Aim of the task — Collect every line below that contains the word "text".

Records contained in a dataset:
= = = =
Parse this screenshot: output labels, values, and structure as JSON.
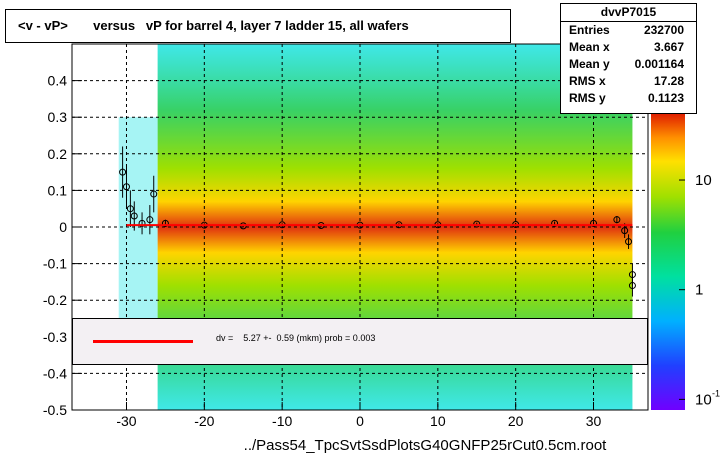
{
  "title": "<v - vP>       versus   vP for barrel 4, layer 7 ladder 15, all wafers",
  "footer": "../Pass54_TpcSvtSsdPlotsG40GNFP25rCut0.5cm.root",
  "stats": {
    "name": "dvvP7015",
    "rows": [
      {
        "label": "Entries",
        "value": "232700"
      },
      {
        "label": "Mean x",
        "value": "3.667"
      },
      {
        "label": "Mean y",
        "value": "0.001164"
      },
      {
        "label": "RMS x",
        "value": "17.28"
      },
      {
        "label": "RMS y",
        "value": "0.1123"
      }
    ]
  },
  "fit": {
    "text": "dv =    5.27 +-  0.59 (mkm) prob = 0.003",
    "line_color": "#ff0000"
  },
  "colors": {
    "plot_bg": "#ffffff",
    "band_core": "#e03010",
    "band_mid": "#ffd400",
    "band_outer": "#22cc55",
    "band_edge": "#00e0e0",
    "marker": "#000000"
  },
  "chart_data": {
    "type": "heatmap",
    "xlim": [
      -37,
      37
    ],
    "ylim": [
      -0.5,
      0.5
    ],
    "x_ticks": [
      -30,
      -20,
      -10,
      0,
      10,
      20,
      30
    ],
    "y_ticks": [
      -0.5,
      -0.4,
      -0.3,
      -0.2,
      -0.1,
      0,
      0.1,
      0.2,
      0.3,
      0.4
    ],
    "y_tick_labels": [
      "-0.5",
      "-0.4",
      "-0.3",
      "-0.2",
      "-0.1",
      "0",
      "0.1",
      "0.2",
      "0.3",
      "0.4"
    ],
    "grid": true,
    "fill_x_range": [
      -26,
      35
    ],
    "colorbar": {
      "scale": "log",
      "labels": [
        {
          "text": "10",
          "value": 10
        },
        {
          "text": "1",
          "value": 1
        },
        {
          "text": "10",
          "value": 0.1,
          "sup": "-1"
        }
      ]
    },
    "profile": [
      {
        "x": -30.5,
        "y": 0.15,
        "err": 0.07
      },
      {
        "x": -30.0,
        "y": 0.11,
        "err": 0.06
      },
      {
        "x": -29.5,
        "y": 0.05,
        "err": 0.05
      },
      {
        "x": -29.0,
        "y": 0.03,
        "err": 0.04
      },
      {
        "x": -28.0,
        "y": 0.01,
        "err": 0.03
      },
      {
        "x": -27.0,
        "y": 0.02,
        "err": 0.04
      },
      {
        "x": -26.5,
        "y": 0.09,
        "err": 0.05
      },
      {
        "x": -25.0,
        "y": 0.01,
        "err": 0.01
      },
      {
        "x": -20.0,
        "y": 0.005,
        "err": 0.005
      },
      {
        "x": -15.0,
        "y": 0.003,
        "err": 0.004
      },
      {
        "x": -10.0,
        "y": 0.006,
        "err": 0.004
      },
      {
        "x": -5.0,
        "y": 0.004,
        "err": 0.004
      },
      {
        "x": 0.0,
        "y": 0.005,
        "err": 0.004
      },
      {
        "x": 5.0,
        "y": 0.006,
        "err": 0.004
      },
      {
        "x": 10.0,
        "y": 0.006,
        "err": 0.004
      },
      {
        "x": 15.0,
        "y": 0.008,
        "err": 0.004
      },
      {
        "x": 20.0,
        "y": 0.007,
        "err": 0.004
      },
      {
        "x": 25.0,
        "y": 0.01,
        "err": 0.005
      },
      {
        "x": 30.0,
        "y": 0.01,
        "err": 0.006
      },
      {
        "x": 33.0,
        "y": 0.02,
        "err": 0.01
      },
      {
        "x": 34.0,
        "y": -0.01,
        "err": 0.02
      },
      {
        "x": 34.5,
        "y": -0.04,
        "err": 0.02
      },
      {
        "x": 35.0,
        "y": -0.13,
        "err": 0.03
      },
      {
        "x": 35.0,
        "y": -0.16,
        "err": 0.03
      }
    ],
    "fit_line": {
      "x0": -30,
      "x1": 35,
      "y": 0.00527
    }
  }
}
= = = =
Exercise response —
    "text": "dv =    5.27 +-  0.59 (mkm) prob = 0.003",
          "text": "10",
          "text": "1",
          "text": "10",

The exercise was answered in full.